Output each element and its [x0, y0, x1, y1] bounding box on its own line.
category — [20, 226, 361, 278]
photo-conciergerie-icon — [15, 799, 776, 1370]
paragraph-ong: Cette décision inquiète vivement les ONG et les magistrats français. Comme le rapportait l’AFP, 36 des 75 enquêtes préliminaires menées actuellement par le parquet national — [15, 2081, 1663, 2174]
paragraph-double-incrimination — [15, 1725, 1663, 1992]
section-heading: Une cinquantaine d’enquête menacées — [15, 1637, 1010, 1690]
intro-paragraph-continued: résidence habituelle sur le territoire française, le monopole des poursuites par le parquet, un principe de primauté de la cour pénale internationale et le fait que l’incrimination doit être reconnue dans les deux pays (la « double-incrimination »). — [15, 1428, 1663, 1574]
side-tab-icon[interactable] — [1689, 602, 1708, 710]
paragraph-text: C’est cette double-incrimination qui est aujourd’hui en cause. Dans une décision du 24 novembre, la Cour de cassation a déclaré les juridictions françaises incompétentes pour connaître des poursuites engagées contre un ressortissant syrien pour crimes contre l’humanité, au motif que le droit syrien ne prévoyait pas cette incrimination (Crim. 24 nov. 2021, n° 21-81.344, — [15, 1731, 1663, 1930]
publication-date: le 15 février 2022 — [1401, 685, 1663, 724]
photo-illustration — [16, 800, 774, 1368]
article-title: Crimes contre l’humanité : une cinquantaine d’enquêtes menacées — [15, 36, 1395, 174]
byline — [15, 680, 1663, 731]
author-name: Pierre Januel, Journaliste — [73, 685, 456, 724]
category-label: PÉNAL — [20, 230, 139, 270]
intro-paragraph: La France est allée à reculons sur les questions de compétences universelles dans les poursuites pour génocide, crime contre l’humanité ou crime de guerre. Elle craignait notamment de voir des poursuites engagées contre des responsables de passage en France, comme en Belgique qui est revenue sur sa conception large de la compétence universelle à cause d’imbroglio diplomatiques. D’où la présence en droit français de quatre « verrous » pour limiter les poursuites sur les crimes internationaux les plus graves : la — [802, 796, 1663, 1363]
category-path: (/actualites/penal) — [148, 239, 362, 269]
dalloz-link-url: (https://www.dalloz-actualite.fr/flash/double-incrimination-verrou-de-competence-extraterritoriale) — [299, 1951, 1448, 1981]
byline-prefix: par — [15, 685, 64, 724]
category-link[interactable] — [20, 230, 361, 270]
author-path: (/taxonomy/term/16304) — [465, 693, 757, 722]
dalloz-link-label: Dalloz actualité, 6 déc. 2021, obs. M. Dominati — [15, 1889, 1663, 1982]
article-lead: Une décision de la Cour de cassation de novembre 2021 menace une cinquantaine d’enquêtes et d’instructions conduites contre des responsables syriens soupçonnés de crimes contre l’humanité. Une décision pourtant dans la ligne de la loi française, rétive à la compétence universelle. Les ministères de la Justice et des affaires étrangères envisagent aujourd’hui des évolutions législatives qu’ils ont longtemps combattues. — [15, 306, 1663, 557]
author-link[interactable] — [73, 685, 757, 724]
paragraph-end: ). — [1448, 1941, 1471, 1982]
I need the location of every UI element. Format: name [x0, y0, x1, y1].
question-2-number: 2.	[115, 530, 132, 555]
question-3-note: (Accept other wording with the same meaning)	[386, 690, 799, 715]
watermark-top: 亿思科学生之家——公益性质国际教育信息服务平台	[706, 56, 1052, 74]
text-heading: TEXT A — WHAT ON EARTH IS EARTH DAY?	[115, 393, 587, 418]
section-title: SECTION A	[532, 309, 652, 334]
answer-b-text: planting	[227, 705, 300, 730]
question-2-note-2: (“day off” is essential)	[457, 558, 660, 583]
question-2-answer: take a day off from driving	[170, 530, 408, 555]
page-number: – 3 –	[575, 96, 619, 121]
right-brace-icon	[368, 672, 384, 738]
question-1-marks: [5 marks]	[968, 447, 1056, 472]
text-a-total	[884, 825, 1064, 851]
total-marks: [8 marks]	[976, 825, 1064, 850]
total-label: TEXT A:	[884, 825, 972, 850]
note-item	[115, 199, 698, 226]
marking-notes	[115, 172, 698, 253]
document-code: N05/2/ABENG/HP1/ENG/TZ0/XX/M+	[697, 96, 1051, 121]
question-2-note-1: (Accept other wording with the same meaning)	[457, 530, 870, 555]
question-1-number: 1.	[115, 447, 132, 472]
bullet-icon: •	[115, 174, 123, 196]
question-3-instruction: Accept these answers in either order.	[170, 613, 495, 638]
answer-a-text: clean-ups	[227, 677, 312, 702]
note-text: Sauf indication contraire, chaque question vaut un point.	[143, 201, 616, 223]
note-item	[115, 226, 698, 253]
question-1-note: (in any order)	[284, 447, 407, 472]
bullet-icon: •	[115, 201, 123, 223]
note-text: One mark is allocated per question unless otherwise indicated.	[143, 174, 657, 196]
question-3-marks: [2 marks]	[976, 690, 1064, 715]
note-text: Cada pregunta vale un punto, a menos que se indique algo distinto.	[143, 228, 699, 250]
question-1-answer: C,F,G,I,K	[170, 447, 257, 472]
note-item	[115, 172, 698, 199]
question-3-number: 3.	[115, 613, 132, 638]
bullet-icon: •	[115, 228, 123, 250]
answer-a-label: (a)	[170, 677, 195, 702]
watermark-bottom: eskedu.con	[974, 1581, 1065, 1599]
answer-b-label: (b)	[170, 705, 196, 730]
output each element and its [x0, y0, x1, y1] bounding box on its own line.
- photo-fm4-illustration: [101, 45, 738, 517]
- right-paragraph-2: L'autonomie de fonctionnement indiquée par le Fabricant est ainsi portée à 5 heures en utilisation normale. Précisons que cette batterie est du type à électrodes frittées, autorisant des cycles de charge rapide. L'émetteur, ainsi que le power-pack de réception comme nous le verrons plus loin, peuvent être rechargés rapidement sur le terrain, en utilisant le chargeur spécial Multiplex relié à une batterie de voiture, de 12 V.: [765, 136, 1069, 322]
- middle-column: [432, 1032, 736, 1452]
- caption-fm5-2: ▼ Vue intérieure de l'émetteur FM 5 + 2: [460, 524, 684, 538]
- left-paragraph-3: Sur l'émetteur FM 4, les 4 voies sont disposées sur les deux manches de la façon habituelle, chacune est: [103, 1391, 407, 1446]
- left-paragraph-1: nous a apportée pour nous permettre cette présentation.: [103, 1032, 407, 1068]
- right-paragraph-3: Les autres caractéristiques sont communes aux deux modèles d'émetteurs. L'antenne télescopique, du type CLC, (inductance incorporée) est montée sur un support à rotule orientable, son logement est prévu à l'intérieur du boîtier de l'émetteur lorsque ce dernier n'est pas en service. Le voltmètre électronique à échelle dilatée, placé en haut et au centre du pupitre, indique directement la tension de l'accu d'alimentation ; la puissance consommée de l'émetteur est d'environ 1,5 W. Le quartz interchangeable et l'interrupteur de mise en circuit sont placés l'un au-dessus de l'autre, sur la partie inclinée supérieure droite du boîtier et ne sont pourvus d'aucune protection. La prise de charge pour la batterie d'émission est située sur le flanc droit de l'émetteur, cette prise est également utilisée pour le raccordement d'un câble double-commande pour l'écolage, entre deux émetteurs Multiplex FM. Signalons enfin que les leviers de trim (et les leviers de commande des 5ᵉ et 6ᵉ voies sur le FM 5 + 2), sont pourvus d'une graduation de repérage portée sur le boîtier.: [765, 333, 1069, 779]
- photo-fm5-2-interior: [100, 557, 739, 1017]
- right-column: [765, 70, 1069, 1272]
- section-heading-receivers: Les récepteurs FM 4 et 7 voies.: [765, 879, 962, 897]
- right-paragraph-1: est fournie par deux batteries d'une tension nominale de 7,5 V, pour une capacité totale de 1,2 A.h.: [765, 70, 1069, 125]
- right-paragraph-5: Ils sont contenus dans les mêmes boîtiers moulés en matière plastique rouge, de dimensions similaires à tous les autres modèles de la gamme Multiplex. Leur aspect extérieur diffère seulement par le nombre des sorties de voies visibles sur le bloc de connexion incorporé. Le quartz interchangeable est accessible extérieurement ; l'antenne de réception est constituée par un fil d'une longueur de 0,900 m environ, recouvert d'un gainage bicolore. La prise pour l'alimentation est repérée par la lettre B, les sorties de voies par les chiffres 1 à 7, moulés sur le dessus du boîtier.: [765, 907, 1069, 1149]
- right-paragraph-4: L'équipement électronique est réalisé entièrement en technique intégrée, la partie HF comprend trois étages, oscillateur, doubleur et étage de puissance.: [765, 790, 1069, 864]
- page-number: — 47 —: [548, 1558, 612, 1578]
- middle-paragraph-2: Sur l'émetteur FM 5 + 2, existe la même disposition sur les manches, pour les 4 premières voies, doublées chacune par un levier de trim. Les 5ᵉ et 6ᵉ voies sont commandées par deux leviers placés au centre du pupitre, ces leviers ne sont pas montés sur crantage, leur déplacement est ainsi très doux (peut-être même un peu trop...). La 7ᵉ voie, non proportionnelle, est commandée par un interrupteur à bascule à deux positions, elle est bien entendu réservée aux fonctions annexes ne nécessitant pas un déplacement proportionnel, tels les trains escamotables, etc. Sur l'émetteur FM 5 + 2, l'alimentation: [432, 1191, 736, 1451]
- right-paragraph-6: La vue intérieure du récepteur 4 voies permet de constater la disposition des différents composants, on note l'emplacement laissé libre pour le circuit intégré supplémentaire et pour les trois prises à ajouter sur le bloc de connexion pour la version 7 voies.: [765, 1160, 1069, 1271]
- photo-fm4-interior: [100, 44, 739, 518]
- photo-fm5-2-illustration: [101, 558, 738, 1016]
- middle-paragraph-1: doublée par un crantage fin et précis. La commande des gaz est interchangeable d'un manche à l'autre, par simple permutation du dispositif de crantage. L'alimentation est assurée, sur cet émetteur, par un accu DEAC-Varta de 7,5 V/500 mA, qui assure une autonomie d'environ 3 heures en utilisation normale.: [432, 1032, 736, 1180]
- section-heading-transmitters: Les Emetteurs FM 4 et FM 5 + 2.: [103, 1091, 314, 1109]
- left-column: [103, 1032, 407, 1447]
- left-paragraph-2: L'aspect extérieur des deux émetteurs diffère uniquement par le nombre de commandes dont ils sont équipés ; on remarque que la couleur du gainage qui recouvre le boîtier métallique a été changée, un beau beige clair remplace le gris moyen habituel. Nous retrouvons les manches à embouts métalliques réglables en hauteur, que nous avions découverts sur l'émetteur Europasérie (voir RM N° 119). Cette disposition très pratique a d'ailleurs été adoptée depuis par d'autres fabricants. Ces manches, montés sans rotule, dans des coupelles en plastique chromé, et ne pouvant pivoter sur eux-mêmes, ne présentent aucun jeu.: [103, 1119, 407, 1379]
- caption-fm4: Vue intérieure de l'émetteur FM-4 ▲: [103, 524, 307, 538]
_____
OBJECTIVE: Reproduce the records verbatim, from the start of the records through the line containing "photo-illustration — [16, 800, 774, 1368]".

ANSWER TO THE TASK:
Output each element and its [x0, y0, x1, y1] bounding box on its own line.
category — [20, 226, 361, 278]
photo-conciergerie-icon — [15, 799, 776, 1370]
paragraph-ong: Cette décision inquiète vivement les ONG et les magistrats français. Comme le rapportait l’AFP, 36 des 75 enquêtes préliminaires menées actuellement par le parquet national — [15, 2081, 1663, 2174]
paragraph-double-incrimination — [15, 1725, 1663, 1992]
section-heading: Une cinquantaine d’enquête menacées — [15, 1637, 1010, 1690]
intro-paragraph-continued: résidence habituelle sur le territoire française, le monopole des poursuites par le parquet, un principe de primauté de la cour pénale internationale et le fait que l’incrimination doit être reconnue dans les deux pays (la « double-incrimination »). — [15, 1428, 1663, 1574]
side-tab-icon[interactable] — [1689, 602, 1708, 710]
paragraph-text: C’est cette double-incrimination qui est aujourd’hui en cause. Dans une décision du 24 novembre, la Cour de cassation a déclaré les juridictions françaises incompétentes pour connaître des poursuites engagées contre un ressortissant syrien pour crimes contre l’humanité, au motif que le droit syrien ne prévoyait pas cette incrimination (Crim. 24 nov. 2021, n° 21-81.344, — [15, 1731, 1663, 1930]
publication-date: le 15 février 2022 — [1401, 685, 1663, 724]
photo-illustration — [16, 800, 774, 1368]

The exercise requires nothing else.